→ **What is asked**
Can you retype every record below exactly as written?
======== Data for the task
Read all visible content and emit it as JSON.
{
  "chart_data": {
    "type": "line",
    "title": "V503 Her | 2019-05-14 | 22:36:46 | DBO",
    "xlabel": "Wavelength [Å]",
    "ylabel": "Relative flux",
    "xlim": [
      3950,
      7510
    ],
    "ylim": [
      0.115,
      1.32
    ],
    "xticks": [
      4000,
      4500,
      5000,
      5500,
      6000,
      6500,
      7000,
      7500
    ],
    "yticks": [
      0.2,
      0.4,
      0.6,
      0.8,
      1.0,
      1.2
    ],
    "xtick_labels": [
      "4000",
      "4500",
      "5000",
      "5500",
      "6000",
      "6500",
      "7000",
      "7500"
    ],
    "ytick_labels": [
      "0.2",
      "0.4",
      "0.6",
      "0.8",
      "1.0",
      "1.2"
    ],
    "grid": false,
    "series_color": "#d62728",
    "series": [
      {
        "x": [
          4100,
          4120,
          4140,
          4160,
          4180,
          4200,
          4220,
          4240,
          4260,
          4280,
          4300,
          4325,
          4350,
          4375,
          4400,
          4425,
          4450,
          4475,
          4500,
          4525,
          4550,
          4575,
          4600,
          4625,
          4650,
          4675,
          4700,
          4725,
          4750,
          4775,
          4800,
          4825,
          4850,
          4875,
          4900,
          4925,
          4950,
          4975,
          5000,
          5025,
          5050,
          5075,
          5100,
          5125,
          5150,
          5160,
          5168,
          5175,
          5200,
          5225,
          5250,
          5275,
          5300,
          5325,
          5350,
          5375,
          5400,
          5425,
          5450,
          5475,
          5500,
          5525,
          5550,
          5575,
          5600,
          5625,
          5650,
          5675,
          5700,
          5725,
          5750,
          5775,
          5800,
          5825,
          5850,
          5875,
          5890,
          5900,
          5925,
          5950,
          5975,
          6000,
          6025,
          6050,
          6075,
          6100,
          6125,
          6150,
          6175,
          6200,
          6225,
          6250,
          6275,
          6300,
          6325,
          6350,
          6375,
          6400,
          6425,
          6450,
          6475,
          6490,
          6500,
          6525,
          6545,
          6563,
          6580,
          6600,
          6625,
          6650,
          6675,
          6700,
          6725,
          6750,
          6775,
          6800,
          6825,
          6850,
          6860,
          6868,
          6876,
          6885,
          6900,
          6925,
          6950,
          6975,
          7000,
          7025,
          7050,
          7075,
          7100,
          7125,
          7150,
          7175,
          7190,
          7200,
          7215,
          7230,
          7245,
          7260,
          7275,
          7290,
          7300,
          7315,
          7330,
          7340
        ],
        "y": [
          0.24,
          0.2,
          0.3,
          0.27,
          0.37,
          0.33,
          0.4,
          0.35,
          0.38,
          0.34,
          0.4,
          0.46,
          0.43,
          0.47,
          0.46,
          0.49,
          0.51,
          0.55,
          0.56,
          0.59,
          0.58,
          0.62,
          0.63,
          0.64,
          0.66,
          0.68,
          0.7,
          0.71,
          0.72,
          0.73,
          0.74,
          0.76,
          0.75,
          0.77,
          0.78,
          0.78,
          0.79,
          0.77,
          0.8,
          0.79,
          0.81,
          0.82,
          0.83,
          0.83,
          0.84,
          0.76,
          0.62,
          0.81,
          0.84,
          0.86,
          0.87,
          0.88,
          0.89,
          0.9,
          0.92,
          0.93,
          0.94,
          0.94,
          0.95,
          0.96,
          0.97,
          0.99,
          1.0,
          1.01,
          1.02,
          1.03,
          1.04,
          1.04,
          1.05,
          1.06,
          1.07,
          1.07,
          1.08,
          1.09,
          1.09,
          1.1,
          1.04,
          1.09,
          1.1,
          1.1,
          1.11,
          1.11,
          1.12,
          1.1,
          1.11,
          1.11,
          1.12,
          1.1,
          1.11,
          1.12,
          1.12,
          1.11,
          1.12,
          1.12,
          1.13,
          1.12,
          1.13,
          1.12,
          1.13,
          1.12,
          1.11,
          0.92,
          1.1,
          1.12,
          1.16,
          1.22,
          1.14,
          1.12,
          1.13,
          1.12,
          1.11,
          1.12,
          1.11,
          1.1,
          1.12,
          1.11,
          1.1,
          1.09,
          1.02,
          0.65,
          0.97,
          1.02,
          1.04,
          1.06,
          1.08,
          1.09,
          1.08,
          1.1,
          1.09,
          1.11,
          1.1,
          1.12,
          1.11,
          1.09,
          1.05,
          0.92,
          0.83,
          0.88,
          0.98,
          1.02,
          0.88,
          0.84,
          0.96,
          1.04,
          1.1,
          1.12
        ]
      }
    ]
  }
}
================
→ **Response to the exercise**
Read all visible content and emit it as JSON.
{
  "chart_data": {
    "type": "line",
    "title": "V503 Her | 2019-05-14 | 22:36:46 | DBO",
    "xlabel": "Wavelength [Å]",
    "ylabel": "Relative flux",
    "xlim": [
      3950,
      7510
    ],
    "ylim": [
      0.115,
      1.32
    ],
    "xticks": [
      4000,
      4500,
      5000,
      5500,
      6000,
      6500,
      7000,
      7500
    ],
    "yticks": [
      0.2,
      0.4,
      0.6,
      0.8,
      1.0,
      1.2
    ],
    "xtick_labels": [
      "4000",
      "4500",
      "5000",
      "5500",
      "6000",
      "6500",
      "7000",
      "7500"
    ],
    "ytick_labels": [
      "0.2",
      "0.4",
      "0.6",
      "0.8",
      "1.0",
      "1.2"
    ],
    "grid": false,
    "series_color": "#d62728",
    "series": [
      {
        "x": [
          4100,
          4120,
          4140,
          4160,
          4180,
          4200,
          4220,
          4240,
          4260,
          4280,
          4300,
          4325,
          4350,
          4375,
          4400,
          4425,
          4450,
          4475,
          4500,
          4525,
          4550,
          4575,
          4600,
          4625,
          4650,
          4675,
          4700,
          4725,
          4750,
          4775,
          4800,
          4825,
          4850,
          4875,
          4900,
          4925,
          4950,
          4975,
          5000,
          5025,
          5050,
          5075,
          5100,
          5125,
          5150,
          5160,
          5168,
          5175,
          5200,
          5225,
          5250,
          5275,
          5300,
          5325,
          5350,
          5375,
          5400,
          5425,
          5450,
          5475,
          5500,
          5525,
          5550,
          5575,
          5600,
          5625,
          5650,
          5675,
          5700,
          5725,
          5750,
          5775,
          5800,
          5825,
          5850,
          5875,
          5890,
          5900,
          5925,
          5950,
          5975,
          6000,
          6025,
          6050,
          6075,
          6100,
          6125,
          6150,
          6175,
          6200,
          6225,
          6250,
          6275,
          6300,
          6325,
          6350,
          6375,
          6400,
          6425,
          6450,
          6475,
          6490,
          6500,
          6525,
          6545,
          6563,
          6580,
          6600,
          6625,
          6650,
          6675,
          6700,
          6725,
          6750,
          6775,
          6800,
          6825,
          6850,
          6860,
          6868,
          6876,
          6885,
          6900,
          6925,
          6950,
          6975,
          7000,
          7025,
          7050,
          7075,
          7100,
          7125,
          7150,
          7175,
          7190,
          7200,
          7215,
          7230,
          7245,
          7260,
          7275,
          7290,
          7300,
          7315,
          7330,
          7340
        ],
        "y": [
          0.24,
          0.2,
          0.3,
          0.27,
          0.37,
          0.33,
          0.4,
          0.35,
          0.38,
          0.34,
          0.4,
          0.46,
          0.43,
          0.47,
          0.46,
          0.49,
          0.51,
          0.55,
          0.56,
          0.59,
          0.58,
          0.62,
          0.63,
          0.64,
          0.66,
          0.68,
          0.7,
          0.71,
          0.72,
          0.73,
          0.74,
          0.76,
          0.75,
          0.77,
          0.78,
          0.78,
          0.79,
          0.77,
          0.8,
          0.79,
          0.81,
          0.82,
          0.83,
          0.83,
          0.84,
          0.76,
          0.62,
          0.81,
          0.84,
          0.86,
          0.87,
          0.88,
          0.89,
          0.9,
          0.92,
          0.93,
          0.94,
          0.94,
          0.95,
          0.96,
          0.97,
          0.99,
          1.0,
          1.01,
          1.02,
          1.03,
          1.04,
          1.04,
          1.05,
          1.06,
          1.07,
          1.07,
          1.08,
          1.09,
          1.09,
          1.1,
          1.04,
          1.09,
          1.1,
          1.1,
          1.11,
          1.11,
          1.12,
          1.1,
          1.11,
          1.11,
          1.12,
          1.1,
          1.11,
          1.12,
          1.12,
          1.11,
          1.12,
          1.12,
          1.13,
          1.12,
          1.13,
          1.12,
          1.13,
          1.12,
          1.11,
          0.92,
          1.1,
          1.12,
          1.16,
          1.22,
          1.14,
          1.12,
          1.13,
          1.12,
          1.11,
          1.12,
          1.11,
          1.1,
          1.12,
          1.11,
          1.1,
          1.09,
          1.02,
          0.65,
          0.97,
          1.02,
          1.04,
          1.06,
          1.08,
          1.09,
          1.08,
          1.1,
          1.09,
          1.11,
          1.1,
          1.12,
          1.11,
          1.09,
          1.05,
          0.92,
          0.83,
          0.88,
          0.98,
          1.02,
          0.88,
          0.84,
          0.96,
          1.04,
          1.1,
          1.12
        ]
      }
    ]
  }
}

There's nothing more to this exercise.